▶ _Trecho citado_:
<<<<

Todo cuidado é pouco nestes tempos em que até laudos médicos parecem capazes de falar duas coisas ao mesmo tempo.
A versão resumida do laudo médico da Câmara sobre a saúde de José Genoíno, divulgada quarta-feira pelos meios de comunicação, não exibe o parágrafo mais importante do documento.
Limita-se a dizer que Genoíno não pode ser enquadrado hoje, na categoria de quem sofre de uma cardiopatia grave, condição médica precisa.
Também informa que os quatro peritos que assinam o laudo recomendam que, no final de sua licença médica de 120 dias, que se encerra em janeiro de 2014, Genoíno receba uma nova licença, de 90 dias, para em seguida ser submetido a uma nova avaliação. Fica a pergunta: se está tudo tão bem com sua saúde, por que não dizem que é hora de voltar ao trabalho?
A realidade é a seguinte: ao dar preferência à versão resumida do laudo, omitiu-se, é claro, o aspecto mais importante.
Embora se considere que Genoíno esteja recuperado, três meses depois de ter sofrido um implante de 15 cm em sua artéria aorta, é grande a possibilidade de que essa situação seja revertida, em função, exatamente, de sua atividade laboral, como diz o laudo. O trecho omitido explica por que isso pode acontecer:
- a) em função da idade de Genoíno;
- b) a presença de um fenômeno chamado falsa luz na aorta;
- c) o diâmetro do arco aórtico de 41 mm;
- d) o controle inadequado da pressão arterial;
“Nessa circunstancia,” diz o documento, no longo trecho omitido, “a atividade laboral poderia acarretar riscos de descontrole de pressão arterial que, em associação com anticoagulaçao inadequada, aumentaria o risco de eventos cardíacos e cerebrais. “
É disso que estamos falando, portanto. De um paciente de 67 anos, que tem um quadro de saúde delicado, capaz de evoluir para um infarto ou AVC – sinônimos de “eventos cardíacos e cerebrais” – em função de fatores desfavoráveis, que a medicina pode tentar controlar mas não pode curar.

>>>>

▶ _Linhas fornecidas_:
<<<<

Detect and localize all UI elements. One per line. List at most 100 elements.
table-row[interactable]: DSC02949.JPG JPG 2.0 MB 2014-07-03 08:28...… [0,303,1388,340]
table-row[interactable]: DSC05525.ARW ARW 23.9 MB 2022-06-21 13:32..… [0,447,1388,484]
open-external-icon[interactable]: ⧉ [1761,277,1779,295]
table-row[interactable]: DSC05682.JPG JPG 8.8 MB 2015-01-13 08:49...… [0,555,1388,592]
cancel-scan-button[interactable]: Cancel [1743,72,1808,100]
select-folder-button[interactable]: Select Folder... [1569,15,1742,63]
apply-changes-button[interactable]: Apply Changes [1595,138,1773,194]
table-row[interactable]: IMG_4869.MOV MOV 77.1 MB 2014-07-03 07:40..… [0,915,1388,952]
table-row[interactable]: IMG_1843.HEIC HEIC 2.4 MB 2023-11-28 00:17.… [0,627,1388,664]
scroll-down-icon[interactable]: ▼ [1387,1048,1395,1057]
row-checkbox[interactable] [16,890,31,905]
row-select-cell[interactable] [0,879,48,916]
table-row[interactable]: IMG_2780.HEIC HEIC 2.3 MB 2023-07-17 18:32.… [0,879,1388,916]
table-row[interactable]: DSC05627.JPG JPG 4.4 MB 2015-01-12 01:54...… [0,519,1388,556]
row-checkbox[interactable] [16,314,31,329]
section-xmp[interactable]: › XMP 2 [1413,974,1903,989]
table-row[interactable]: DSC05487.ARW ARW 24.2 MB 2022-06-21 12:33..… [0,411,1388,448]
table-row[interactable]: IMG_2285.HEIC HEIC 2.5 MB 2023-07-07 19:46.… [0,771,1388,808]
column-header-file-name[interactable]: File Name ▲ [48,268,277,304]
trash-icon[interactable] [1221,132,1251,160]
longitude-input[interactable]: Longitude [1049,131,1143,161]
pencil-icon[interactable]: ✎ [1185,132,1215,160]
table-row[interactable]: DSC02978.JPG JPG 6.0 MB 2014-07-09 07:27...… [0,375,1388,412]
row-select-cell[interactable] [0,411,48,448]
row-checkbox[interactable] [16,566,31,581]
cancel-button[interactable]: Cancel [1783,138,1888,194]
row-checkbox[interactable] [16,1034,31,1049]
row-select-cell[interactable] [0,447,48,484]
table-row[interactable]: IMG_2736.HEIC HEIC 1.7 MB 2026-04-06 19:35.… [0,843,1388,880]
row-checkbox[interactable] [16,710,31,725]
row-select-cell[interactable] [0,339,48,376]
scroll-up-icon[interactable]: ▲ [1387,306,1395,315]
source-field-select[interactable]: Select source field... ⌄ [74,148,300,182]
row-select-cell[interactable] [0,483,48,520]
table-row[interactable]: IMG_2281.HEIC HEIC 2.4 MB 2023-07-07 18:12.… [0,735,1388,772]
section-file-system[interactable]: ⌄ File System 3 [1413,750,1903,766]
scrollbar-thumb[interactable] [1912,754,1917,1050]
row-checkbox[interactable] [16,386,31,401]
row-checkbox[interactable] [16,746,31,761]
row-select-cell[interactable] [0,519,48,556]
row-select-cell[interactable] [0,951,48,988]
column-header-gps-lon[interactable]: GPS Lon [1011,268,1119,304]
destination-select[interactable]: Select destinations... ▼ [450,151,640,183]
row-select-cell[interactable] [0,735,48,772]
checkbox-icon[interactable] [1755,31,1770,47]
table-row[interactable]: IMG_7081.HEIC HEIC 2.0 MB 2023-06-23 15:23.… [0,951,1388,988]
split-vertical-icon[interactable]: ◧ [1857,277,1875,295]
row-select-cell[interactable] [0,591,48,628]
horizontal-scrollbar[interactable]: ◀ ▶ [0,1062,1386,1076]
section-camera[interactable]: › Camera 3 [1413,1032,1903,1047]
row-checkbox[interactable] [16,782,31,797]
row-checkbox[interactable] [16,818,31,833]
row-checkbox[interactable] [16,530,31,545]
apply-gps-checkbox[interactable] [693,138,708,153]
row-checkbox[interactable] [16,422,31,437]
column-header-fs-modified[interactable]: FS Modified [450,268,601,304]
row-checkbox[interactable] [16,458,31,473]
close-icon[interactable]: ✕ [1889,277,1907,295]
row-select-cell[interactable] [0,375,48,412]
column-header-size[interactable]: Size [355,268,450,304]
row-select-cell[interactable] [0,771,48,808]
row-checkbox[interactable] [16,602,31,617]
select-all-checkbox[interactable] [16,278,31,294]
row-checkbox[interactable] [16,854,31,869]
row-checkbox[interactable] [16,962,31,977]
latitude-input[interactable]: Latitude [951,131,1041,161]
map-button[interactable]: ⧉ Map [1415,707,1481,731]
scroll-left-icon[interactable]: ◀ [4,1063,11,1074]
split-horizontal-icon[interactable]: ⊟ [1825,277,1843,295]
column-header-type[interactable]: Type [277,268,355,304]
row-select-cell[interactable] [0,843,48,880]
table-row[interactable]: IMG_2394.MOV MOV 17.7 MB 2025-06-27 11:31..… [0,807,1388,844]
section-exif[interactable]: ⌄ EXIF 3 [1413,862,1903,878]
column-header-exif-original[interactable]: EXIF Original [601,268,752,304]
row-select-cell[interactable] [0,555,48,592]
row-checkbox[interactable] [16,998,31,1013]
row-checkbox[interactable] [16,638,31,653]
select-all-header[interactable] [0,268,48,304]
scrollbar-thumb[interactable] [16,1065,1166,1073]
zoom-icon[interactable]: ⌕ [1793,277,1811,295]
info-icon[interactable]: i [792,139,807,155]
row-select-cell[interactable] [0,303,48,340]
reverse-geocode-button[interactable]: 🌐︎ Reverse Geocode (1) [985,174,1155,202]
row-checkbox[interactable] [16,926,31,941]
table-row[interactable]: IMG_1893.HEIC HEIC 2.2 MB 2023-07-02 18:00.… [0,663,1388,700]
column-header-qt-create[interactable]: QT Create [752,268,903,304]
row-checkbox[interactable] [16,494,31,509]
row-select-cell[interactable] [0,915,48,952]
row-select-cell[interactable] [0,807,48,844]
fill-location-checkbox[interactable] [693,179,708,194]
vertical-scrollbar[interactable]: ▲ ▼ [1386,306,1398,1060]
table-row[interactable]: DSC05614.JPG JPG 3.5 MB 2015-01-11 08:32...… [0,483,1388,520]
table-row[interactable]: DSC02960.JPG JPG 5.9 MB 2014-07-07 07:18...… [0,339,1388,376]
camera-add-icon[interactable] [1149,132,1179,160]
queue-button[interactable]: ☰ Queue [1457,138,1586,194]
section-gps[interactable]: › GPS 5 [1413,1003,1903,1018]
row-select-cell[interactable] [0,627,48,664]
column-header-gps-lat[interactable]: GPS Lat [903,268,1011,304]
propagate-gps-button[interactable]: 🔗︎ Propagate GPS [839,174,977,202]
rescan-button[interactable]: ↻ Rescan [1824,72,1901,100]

>>>>

▶ _Perguntas_:
a) Segundo o texto sobre o laudo médico de José Genoíno, por quantos dias os peritos recomendam a nova licença?
b) Retome o texto sobre o laudo médico de José Genoíno, dando-lhe continuidade a partir de sua última frase.

▶ _Respostas_:
a) Por 90 dias.

b)
Mais uma vez, estamos de volta a condicionantes. Ou salvaguardas, como diz o laudo dos cardiologistas da Unb.
Como principal fator de risco, diz o trecho não divulgado do laudo, encontra-se sua “atividade laboral.”
Da mesma forma que se anuncia uma melhoria no paciente, aponta-se para um risco de piora grave.
Por esse motivo, prevê-se uma licença de 90 dias, seguida de nova avaliação.
E nada se diz diante da hipótese de que ele seja obrigado a deixar a prisão domiciliar e retornar ao presídio da Papuda.
Não se trata de uma questão médica, apenas. Genoíno já é aposentado pela Câmara.
Mas luta pela aposentadoria por invalidez porque sua condição médica se modificou e tem direito a ela.
Era um cidadão saudável, até julho. Enfrenta aquele conjunto de riscos permanentes que você pode ler acima, sem falar no implante de 15 cm no peito, agora. É claro que ele não irá acumular duas aposentadorias. Uma exclui a outra. Há uma vantagem na aposentadoria por invalidez, relativa aos gastos com tratamento médico.
Mas há uma questão política, também. Condenado pela ação penal 470, Genoíno enfrenta o debate sobre a cassação do mandato. Querem que seja atingido pela desonra.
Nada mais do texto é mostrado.